▸ **REQUIREMENTS**
(a) In the article on the final synagogue services, where has the Pine Bluff congregation met since 2003?
(b) Which towns or cities are named in the article on the final synagogue services? List all of them.

▸ **SELECTED EXCERPT**
>> start
Final services set for Pine Bluff, McGehee congregations

The most recent Anshe Emeth building in Pine Bluff is now a nursing school.

Two Jewish communities in Arkansas are closing the doors for good on their synagogues this month, as final services will be held in Pine Bluff for Anshe Emeth on June 11 and for Meir Chayim in McGehee on June 17.

The Pine Bluff service will be at First Presbyterian Church, where the congregation has met in the chapel since 2003. Following the 10 a.m. service there will be a luncheon at Pine Bluff Country Club.

The Meir Chayim service will be at 7:15 p.m., with an oneg following.

Rabbi Eugene Levy, who retired as rabbi of B’nai Israel in Little Rock in 2011, has been visiting the two congregations in recent years and will officiate the final services.

Levy has been visiting Pine Bluff monthly for services for three years, except for this past High Holy Days. “I decided to be a congregant for the first time in 47 years” and visited family. Having a grandchild born on Kol Nidre night in California was also part of the decision.

He has been visiting McGehee every other month to lead services.

In both cases, past members, rabbis and student rabbis have been invited, and each congregation is expecting about 50 to 100 in attendance.

Levy said the communities don’t have the numbers or resources to keep the congregations going. “There are no young families,” he said, relating a common story in smaller Southern communities.

Many of the first generation of Jews in these towns became “the landed gentry,” ones who had stores, property and businesses, and the resources to build congregations. Within a couple of generations, the children and grandchildren were becoming professionals and moving to larger communities.

By the 1960s and 1970s, Levy said, few were coming back home after college, and there weren’t new people coming in. “Forty years ago, Pine Bluff had 200 families, now they have eight.” McGehee went from 50 to three or four now.
>> end
Image element box records:
>> start
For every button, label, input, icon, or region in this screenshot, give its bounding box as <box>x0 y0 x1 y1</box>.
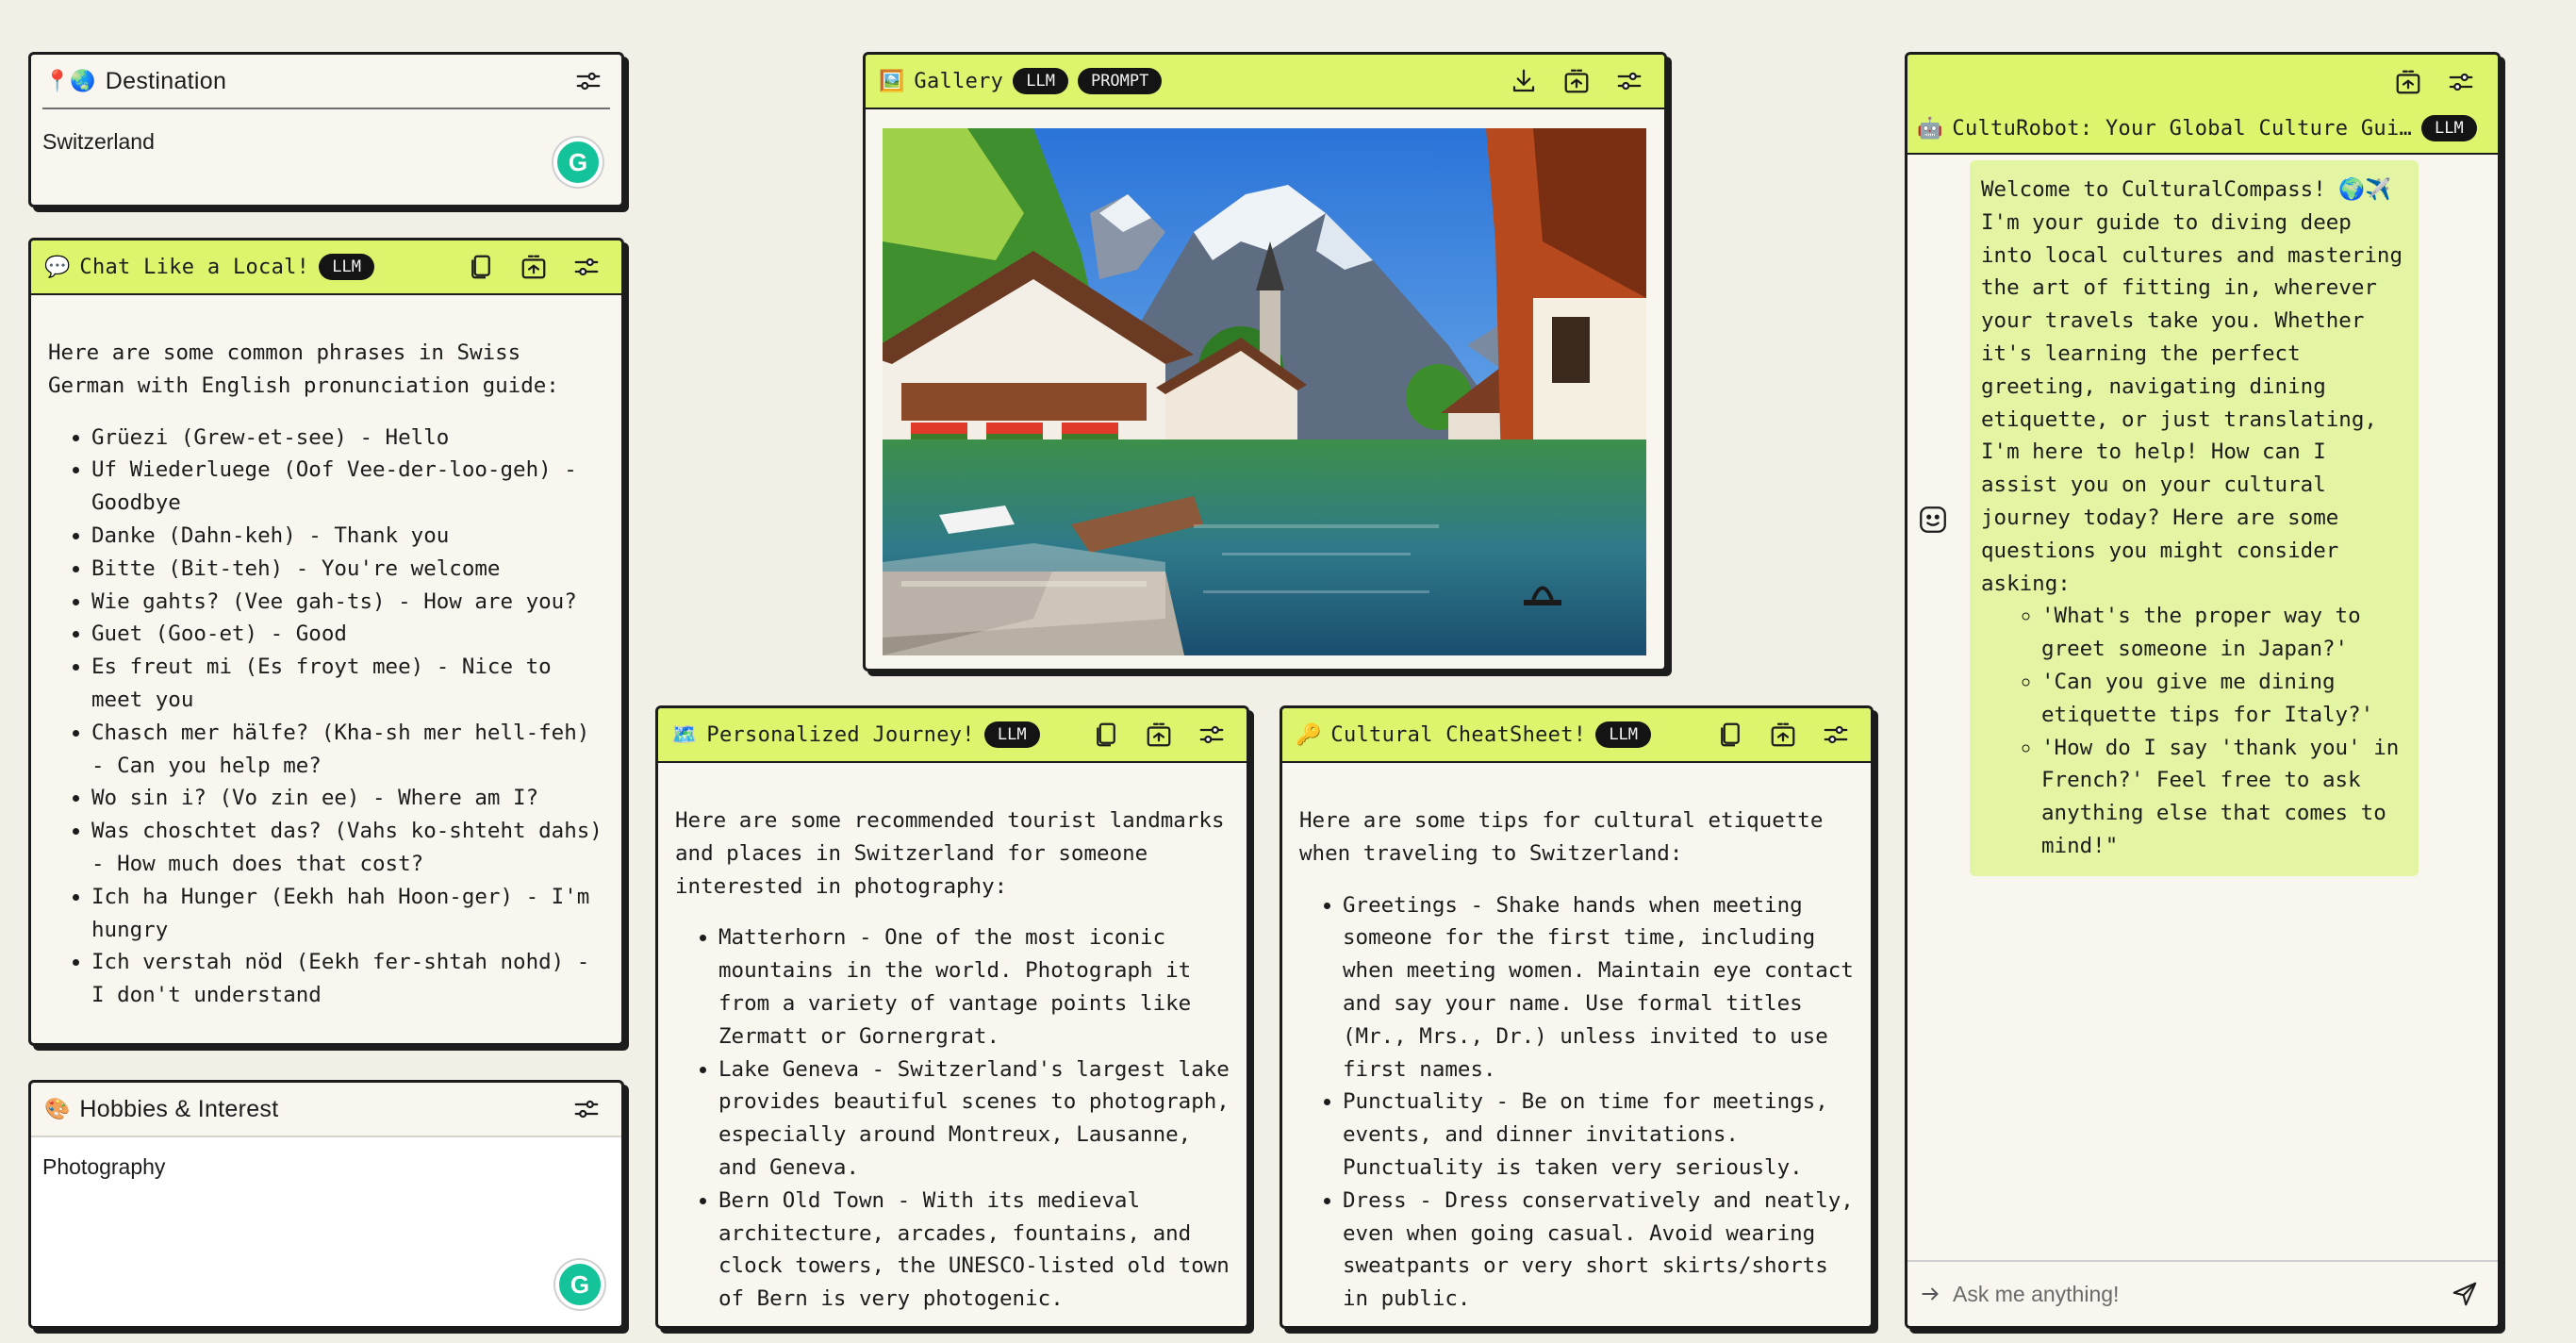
cheatsheet-intro: Here are some tips for cultural etiquett… <box>1299 808 1824 866</box>
swiss-village-lake-image <box>883 128 1646 655</box>
chat-input-bar <box>1907 1260 2498 1326</box>
export-icon[interactable] <box>2392 66 2424 98</box>
llm-badge: LLM <box>1013 68 1068 94</box>
settings-sliders-icon[interactable] <box>1196 719 1228 751</box>
journey-title: Personalized Journey! <box>706 722 975 747</box>
key-icon: 🔑 <box>1296 722 1322 746</box>
export-icon[interactable] <box>518 251 550 283</box>
journey-intro: Here are some recommended tourist landma… <box>675 808 1225 899</box>
copy-icon[interactable] <box>1090 719 1122 751</box>
list-item: Bitte (Bit-teh) - You're welcome <box>91 553 606 586</box>
destination-input[interactable]: Switzerland <box>42 129 155 155</box>
list-item: Wo sin i? (Vo zin ee) - Where am I? <box>91 782 606 815</box>
list-item: Grüezi (Grew-et-see) - Hello <box>91 422 606 455</box>
arrow-right-icon <box>1919 1282 1943 1306</box>
settings-sliders-icon[interactable] <box>1613 65 1645 97</box>
list-item: Punctuality - Be on time for meetings, e… <box>1343 1086 1856 1184</box>
list-item: Guet (Goo-et) - Good <box>91 618 606 651</box>
phrase-list: Grüezi (Grew-et-see) - Hello Uf Wiederlu… <box>48 422 606 1012</box>
culturobot-title: CultuRobot: Your Global Culture Gui… <box>1952 116 2413 141</box>
list-item: Chasch mer hälfe? (Kha-sh mer hell-feh) … <box>91 717 606 783</box>
destination-node: 📍🌏 Destination Switzerland G <box>28 52 624 207</box>
list-item: Wie gahts? (Vee gah-ts) - How are you? <box>91 586 606 619</box>
journey-header: 🗺️ Personalized Journey! LLM <box>658 708 1247 763</box>
list-item: Lake Geneva - Switzerland's largest lake… <box>718 1053 1231 1185</box>
settings-sliders-icon[interactable] <box>572 65 604 97</box>
cheatsheet-node: 🔑 Cultural CheatSheet! LLM Here are some… <box>1280 705 1874 1329</box>
gallery-title: Gallery <box>914 69 1004 93</box>
gallery-node: 🖼️ Gallery LLM PROMPT <box>863 52 1667 672</box>
bot-message-text: Welcome to CulturalCompass! 🌍✈️ I'm your… <box>1981 177 2403 596</box>
copy-icon[interactable] <box>1714 719 1746 751</box>
export-icon[interactable] <box>1143 719 1175 751</box>
cheatsheet-title: Cultural CheatSheet! <box>1330 722 1587 747</box>
speech-bubble-icon: 💬 <box>44 255 71 278</box>
list-item: Ich verstah nöd (Eekh fer-shtah nohd) - … <box>91 946 606 1012</box>
chat-local-title: Chat Like a Local! <box>79 255 310 279</box>
settings-sliders-icon[interactable] <box>1820 719 1852 751</box>
chat-local-header: 💬 Chat Like a Local! LLM <box>31 240 621 295</box>
list-item: Greetings - Shake hands when meeting som… <box>1343 889 1856 1086</box>
gallery-header: 🖼️ Gallery LLM PROMPT <box>866 55 1664 109</box>
llm-badge: LLM <box>319 254 374 280</box>
list-item: Dress - Dress conservatively and neatly,… <box>1343 1185 1856 1316</box>
chat-input[interactable] <box>1951 1280 2449 1308</box>
list-item: Matterhorn - One of the most iconic moun… <box>718 921 1231 1053</box>
download-icon[interactable] <box>1508 65 1540 97</box>
list-item: Was choschtet das? (Vahs ko-shteht dahs)… <box>91 815 606 881</box>
bot-message: Welcome to CulturalCompass! 🌍✈️ I'm your… <box>1970 160 2419 876</box>
landmark-list: Matterhorn - One of the most iconic moun… <box>675 921 1231 1316</box>
list-item: 'Can you give me dining etiquette tips f… <box>2041 666 2403 732</box>
chat-local-node: 💬 Chat Like a Local! LLM Here are some c… <box>28 238 624 1046</box>
settings-sliders-icon[interactable] <box>570 251 603 283</box>
prompt-badge: PROMPT <box>1077 68 1163 94</box>
culturobot-node: 🤖 CultuRobot: Your Global Culture Gui… L… <box>1905 52 2501 1329</box>
destination-title: Destination <box>105 67 227 94</box>
palette-icon: 🎨 <box>44 1097 71 1120</box>
chat-local-content: Here are some common phrases in Swiss Ge… <box>48 337 606 1012</box>
list-item: Es freut mi (Es froyt mee) - Nice to mee… <box>91 651 606 717</box>
framed-picture-icon: 🖼️ <box>879 69 905 92</box>
hobbies-node: 🎨 Hobbies & Interest Photography G <box>28 1080 624 1329</box>
settings-sliders-icon[interactable] <box>2445 66 2477 98</box>
hobbies-input[interactable]: Photography <box>42 1154 165 1180</box>
list-item: 'How do I say 'thank you' in French?' Fe… <box>2041 732 2403 863</box>
llm-badge: LLM <box>1595 721 1652 748</box>
grammarly-icon[interactable]: G <box>555 1260 604 1309</box>
list-item: 'What's the proper way to greet someone … <box>2041 600 2403 666</box>
export-icon[interactable] <box>1560 65 1593 97</box>
journey-content: Here are some recommended tourist landma… <box>675 804 1231 1316</box>
copy-icon[interactable] <box>465 251 497 283</box>
world-map-icon: 🗺️ <box>671 722 698 746</box>
list-item: Uf Wiederluege (Oof Vee-der-loo-geh) - G… <box>91 454 606 520</box>
culturobot-header: 🤖 CultuRobot: Your Global Culture Gui… L… <box>1907 55 2498 155</box>
list-item: Danke (Dahn-keh) - Thank you <box>91 520 606 553</box>
gallery-image[interactable] <box>883 128 1646 655</box>
llm-badge: LLM <box>2421 115 2477 141</box>
llm-badge: LLM <box>983 721 1040 748</box>
hobbies-header: 🎨 Hobbies & Interest <box>31 1083 621 1137</box>
suggestion-list: 'What's the proper way to greet someone … <box>1981 600 2403 862</box>
hobbies-input-area[interactable]: Photography G <box>31 1137 621 1326</box>
chat-local-intro: Here are some common phrases in Swiss Ge… <box>48 340 559 398</box>
journey-node: 🗺️ Personalized Journey! LLM Here are so… <box>655 705 1249 1329</box>
pin-globe-icon: 📍🌏 <box>44 69 96 92</box>
list-item: Ich ha Hunger (Eekh hah Hoon-ger) - I'm … <box>91 881 606 947</box>
settings-sliders-icon[interactable] <box>570 1093 603 1125</box>
robot-icon: 🤖 <box>1917 116 1943 140</box>
send-icon[interactable] <box>2449 1278 2481 1310</box>
cheatsheet-content: Here are some tips for cultural etiquett… <box>1299 804 1856 1316</box>
cheatsheet-header: 🔑 Cultural CheatSheet! LLM <box>1282 708 1871 763</box>
hobbies-title: Hobbies & Interest <box>79 1095 279 1122</box>
grammarly-icon[interactable]: G <box>553 138 603 187</box>
list-item: Bern Old Town - With its medieval archit… <box>718 1185 1231 1316</box>
destination-header: 📍🌏 Destination <box>42 55 610 109</box>
etiquette-list: Greetings - Shake hands when meeting som… <box>1299 889 1856 1316</box>
bot-avatar-icon <box>1917 504 1949 536</box>
export-icon[interactable] <box>1767 719 1799 751</box>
>> end
▸ **SOLUTIONS TO EACH TASK**
(a) In the chapel at First Presbyterian Church.

(b) Pine Bluff, McGehee, Little Rock